How Cortex-X925 and A725 Cores Split Work for AI and Everyday Tasks
RTX Spark’s Grace CPU relies on a heterogeneous layout: ten Cortex-X925 performance cores and ten Cortex-A725 efficiency cores share the workload. The Cortex-X925 cores, familiar from MediaTek’s Dimensity 9400 family, are built for demanding tasks such as real‑time AI processing, 3D rendering, and heavy multitasking. In contrast, Cortex-A725 efficiency cores, similar to those in the Dimensity 8500, take over background services, web browsing, or office work where peak speed matters less than battery life. This dynamic switching is central to the hybrid processor design. The scheduler can wake powerful cores only when an application needs them and otherwise prefer the efficiency cores, reducing heat and fan noise. For AI workloads, this means bursts of high performance when models are running, followed by cooler, quieter operation when users move back to lightweight tasks.
Tweaked Cortex-X925 Cores: From Phone Silicon to PC Workhorse
Although RTX Spark uses Cortex-X925 cores similar to those in MediaTek’s Dimensity 9400, they are not simple copies. Die analysis shows the Grace CPU’s Cortex-X925 blocks are smaller and integrate a power rail design borrowed from the Dimensity 9500’s C1-Ultra, supporting higher sustained frequencies for PC workloads. This matters for AI and content creation, where long multi-core sessions are common. The efficient power distribution and scheduling logic, inherited from Dimensity 9500 designs, help RTX Spark maintain clocks without quickly hitting thermal limits. Early demonstrations include laptops such as Microsoft’s Surface Laptop Ultra running the SoC at up to 110W TDP while keeping performance stable. These alterations highlight how a single Arm core design can be tuned differently for mobile SoCs and for an ARM architecture desktop platform focused on continuous, heavy workloads.

Exercise input:

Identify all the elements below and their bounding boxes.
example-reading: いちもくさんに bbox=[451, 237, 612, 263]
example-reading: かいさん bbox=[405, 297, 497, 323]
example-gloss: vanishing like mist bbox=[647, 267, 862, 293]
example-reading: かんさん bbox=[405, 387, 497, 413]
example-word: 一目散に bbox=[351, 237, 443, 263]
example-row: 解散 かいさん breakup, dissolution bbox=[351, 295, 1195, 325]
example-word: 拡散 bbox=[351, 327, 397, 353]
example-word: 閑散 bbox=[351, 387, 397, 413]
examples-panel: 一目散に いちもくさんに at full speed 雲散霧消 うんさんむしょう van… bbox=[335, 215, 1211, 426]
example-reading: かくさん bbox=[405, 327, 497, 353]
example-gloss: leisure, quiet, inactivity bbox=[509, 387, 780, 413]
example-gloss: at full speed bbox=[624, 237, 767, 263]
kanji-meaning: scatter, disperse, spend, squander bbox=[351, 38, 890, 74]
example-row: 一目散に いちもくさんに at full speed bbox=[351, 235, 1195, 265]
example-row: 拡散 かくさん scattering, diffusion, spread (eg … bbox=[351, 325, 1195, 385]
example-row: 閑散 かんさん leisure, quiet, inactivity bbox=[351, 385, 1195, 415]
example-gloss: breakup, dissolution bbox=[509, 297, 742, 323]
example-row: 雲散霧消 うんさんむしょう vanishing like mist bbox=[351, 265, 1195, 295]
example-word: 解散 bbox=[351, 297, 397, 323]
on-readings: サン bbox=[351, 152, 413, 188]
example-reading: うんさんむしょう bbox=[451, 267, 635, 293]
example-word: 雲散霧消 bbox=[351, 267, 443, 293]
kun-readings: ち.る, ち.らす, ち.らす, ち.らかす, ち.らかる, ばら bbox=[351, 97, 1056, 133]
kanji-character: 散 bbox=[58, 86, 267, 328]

Written tasks:
1. Please put the part of the records that runs from the first line through the line containing "examples-panel: 一目散に いちもくさんに" into a JSON list of strings, one string per line and blank lines left out.
2. Write the next part of the RTX Spark text, picking up after its final sentence.
The records are unrelated to the RTX Spark text.

Solved problems:
1.
[
  "Identify all the elements below and their bounding boxes.",
  "example-reading: いちもくさんに bbox=[451, 237, 612, 263]",
  "example-reading: かいさん bbox=[405, 297, 497, 323]",
  "example-gloss: vanishing like mist bbox=[647, 267, 862, 293]",
  "example-reading: かんさん bbox=[405, 387, 497, 413]",
  "example-word: 一目散に bbox=[351, 237, 443, 263]",
  "example-row: 解散 かいさん breakup, dissolution bbox=[351, 295, 1195, 325]",
  "example-word: 拡散 bbox=[351, 327, 397, 353]",
  "example-word: 閑散 bbox=[351, 387, 397, 413]",
  "examples-panel: 一目散に いちもくさんに at full speed 雲散霧消 うんさんむしょう van… bbox=[335, 215, 1211, 426]"
]

2.
Why Mobile-Style Cores Improve PC AI Performance
For AI-focused PCs, the benefit of RTX Spark’s mobile-inspired layout is not only raw speed but how efficiently the entire system moves data and power. Unified LPDDR5X memory means large AI models do not need to bounce between separate CPU and GPU pools, cutting latency and boosting throughput. At the same time, efficiency cores keep background operations from wasting power on the big cores, leaving more thermal and power headroom for AI bursts on the Cortex-X925 and the Blackwell GPU. NVIDIA’s RTX software stack—CUDA, TensorRT, DLSS, Reflex, and ray tracing—sits on top, turning this CPU–GPU–memory foundation into a cohesive AI PC platform. Hybrid cores from the smartphone world, tuned power rails, and unified memory together make RTX Spark’s Grace CPU architecture a bridge between mobile efficiency and desktop-grade AI performance.